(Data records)
/---

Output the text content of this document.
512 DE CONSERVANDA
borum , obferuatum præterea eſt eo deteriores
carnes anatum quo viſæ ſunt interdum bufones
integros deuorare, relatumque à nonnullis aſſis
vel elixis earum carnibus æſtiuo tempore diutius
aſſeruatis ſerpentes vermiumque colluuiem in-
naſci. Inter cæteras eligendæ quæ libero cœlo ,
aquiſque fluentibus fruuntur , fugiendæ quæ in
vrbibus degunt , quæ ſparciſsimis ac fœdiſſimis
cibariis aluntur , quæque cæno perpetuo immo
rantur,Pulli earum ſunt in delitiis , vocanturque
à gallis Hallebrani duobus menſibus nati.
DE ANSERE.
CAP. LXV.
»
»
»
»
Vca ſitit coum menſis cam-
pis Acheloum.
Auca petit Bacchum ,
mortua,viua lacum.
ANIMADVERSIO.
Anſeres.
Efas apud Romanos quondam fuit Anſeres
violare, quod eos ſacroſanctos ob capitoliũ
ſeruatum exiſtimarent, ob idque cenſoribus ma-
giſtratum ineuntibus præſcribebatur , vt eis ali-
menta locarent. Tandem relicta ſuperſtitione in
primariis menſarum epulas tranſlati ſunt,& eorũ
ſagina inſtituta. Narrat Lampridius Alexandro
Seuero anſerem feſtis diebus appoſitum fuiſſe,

\---

_Objective_. All lines above with "ſunt" in them should be returned.

_Written response_.
carnes anatum quo viſæ ſunt interdum bufones
rantur,Pulli earum ſunt in delitiis , vocanturque
primariis menſarum epulas tranſlati ſunt,& eorũ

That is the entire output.